Directions for this task: Scan the listing below and copy every line holding "Viewing".

Supplied information:
○ ○ ○ ○ ○

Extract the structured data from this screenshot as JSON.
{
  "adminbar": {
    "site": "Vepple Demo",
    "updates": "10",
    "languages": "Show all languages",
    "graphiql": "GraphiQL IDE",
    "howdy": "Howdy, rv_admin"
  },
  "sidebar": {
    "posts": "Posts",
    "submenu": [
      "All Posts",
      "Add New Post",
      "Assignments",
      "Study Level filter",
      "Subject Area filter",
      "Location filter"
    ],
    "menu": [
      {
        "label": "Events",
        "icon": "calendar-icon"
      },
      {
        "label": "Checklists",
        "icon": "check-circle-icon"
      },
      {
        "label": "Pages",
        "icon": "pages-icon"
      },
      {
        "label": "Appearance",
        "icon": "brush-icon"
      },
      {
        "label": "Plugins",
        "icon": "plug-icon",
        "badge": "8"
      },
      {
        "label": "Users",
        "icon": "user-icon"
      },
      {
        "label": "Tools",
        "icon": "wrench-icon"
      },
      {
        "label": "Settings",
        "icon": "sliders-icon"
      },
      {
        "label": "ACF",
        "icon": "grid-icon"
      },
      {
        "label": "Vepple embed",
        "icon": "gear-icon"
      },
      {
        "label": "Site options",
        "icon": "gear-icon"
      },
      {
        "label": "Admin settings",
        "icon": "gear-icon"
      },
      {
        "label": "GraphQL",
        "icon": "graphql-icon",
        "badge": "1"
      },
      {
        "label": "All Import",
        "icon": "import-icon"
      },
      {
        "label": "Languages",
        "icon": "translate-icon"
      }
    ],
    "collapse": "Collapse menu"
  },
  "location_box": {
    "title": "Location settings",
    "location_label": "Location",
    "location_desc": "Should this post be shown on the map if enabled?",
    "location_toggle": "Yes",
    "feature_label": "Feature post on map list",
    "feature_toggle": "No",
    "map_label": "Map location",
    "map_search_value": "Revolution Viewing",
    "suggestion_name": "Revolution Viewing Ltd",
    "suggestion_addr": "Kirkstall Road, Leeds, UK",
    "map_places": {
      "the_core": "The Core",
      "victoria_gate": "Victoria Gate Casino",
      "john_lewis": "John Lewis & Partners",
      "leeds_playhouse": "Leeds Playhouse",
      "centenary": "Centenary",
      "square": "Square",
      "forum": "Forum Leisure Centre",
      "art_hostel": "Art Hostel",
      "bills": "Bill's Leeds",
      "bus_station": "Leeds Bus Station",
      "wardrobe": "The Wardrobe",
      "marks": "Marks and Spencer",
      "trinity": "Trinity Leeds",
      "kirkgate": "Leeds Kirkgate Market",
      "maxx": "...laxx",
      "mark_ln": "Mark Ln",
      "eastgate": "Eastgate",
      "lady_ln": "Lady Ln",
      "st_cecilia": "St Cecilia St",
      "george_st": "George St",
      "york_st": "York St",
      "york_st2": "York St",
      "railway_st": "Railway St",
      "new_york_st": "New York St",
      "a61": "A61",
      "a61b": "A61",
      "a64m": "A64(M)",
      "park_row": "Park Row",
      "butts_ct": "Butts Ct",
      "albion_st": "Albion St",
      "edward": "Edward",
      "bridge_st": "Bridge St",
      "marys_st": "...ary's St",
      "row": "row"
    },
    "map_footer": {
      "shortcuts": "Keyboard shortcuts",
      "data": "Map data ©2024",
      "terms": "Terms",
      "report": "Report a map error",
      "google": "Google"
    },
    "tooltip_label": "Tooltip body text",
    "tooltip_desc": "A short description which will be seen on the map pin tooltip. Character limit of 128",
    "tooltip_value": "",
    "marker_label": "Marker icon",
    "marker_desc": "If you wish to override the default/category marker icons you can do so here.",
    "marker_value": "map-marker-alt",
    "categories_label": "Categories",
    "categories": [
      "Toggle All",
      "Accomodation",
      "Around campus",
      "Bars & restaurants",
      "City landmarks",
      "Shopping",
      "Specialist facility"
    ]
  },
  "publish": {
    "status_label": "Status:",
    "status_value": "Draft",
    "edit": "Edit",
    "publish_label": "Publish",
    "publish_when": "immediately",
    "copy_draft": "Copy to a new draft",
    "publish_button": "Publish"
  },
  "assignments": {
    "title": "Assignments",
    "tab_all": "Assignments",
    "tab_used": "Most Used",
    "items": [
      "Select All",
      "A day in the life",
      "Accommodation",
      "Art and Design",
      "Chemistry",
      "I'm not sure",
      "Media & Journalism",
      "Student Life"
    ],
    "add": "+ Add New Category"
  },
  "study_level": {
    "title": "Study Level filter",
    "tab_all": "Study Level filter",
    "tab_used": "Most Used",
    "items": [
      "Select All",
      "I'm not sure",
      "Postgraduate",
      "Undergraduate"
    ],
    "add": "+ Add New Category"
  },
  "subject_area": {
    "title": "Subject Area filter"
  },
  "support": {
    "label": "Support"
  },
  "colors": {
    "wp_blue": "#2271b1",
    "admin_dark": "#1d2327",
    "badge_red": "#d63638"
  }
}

○ ○ ○ ○ ○

Final answer:
    "map_search_value": "Revolution Viewing",
    "suggestion_name": "Revolution Viewing Ltd",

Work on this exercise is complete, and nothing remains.